**What to produce**
Search the data below for the string "label". Extract every line that contains it.

**Data supplied**
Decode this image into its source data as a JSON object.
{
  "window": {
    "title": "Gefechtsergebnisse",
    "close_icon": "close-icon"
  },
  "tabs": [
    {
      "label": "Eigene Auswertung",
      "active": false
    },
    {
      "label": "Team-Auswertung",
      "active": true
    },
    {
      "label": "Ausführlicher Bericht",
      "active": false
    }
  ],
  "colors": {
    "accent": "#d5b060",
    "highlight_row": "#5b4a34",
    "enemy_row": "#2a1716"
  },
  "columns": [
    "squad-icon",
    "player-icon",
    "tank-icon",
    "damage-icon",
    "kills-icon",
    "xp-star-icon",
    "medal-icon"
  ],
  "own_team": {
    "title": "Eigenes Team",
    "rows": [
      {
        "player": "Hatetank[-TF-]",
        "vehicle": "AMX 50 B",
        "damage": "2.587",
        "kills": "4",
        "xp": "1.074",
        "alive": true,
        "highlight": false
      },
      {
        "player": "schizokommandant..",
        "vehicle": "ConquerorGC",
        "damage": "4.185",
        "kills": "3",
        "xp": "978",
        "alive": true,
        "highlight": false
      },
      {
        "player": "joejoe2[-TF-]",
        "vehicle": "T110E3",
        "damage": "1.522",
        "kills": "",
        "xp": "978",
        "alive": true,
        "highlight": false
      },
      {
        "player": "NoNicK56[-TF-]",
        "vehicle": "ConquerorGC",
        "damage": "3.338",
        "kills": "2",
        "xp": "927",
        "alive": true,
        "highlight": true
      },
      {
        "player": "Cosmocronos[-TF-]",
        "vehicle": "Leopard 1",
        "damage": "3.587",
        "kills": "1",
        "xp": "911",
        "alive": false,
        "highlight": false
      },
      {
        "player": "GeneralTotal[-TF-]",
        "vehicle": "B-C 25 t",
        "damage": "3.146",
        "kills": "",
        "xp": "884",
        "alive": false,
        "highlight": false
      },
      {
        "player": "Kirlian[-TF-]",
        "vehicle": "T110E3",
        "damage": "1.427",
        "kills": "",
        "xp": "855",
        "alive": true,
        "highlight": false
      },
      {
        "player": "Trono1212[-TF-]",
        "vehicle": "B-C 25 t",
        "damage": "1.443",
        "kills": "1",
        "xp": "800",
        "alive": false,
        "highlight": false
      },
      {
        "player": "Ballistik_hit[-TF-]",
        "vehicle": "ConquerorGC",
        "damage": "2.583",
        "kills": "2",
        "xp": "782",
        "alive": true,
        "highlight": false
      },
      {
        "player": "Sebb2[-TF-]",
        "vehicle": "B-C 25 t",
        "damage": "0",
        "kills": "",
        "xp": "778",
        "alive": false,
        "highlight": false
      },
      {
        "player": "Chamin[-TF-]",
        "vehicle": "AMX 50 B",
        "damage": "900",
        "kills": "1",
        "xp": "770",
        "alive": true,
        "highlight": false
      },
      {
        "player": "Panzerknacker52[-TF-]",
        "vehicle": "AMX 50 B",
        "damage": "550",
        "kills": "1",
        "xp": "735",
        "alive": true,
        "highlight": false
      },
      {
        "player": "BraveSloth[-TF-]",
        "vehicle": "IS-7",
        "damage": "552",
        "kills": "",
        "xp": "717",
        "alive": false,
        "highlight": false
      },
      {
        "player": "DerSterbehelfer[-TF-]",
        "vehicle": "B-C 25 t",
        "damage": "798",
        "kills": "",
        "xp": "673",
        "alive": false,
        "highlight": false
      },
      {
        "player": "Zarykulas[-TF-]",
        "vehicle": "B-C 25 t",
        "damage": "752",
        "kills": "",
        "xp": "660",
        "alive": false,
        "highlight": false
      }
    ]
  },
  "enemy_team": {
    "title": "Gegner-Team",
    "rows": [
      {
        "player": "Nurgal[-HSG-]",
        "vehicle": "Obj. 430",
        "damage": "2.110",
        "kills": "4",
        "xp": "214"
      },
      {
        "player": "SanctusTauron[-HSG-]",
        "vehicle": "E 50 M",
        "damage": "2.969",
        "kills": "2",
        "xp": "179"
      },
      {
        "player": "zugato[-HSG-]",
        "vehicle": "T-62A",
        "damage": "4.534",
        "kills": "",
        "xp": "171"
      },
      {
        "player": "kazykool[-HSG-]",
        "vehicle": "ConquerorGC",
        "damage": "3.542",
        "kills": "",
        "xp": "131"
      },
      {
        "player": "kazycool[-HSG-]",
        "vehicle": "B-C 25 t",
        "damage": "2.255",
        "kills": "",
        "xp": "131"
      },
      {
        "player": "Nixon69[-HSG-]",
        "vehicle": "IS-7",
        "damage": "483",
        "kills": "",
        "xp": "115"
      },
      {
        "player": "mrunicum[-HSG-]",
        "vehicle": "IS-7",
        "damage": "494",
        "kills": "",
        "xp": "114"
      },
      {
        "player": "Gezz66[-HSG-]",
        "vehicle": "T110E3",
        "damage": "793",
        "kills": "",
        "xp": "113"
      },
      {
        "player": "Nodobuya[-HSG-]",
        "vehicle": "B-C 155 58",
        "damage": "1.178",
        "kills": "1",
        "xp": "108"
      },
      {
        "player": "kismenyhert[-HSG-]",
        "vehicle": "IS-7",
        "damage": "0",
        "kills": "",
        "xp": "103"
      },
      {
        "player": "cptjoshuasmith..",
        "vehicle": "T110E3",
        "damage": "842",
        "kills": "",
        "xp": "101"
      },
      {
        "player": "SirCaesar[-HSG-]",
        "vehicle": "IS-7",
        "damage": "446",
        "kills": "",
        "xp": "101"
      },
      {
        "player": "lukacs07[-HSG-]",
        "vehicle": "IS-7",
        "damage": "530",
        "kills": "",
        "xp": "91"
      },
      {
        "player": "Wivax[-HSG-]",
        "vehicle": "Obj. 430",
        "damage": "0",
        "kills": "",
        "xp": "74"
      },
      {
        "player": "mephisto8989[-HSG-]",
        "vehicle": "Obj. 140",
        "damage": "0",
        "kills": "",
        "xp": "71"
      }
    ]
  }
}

**Written solution**
      "label": "Eigene Auswertung",
      "label": "Team-Auswertung",
      "label": "Ausführlicher Bericht",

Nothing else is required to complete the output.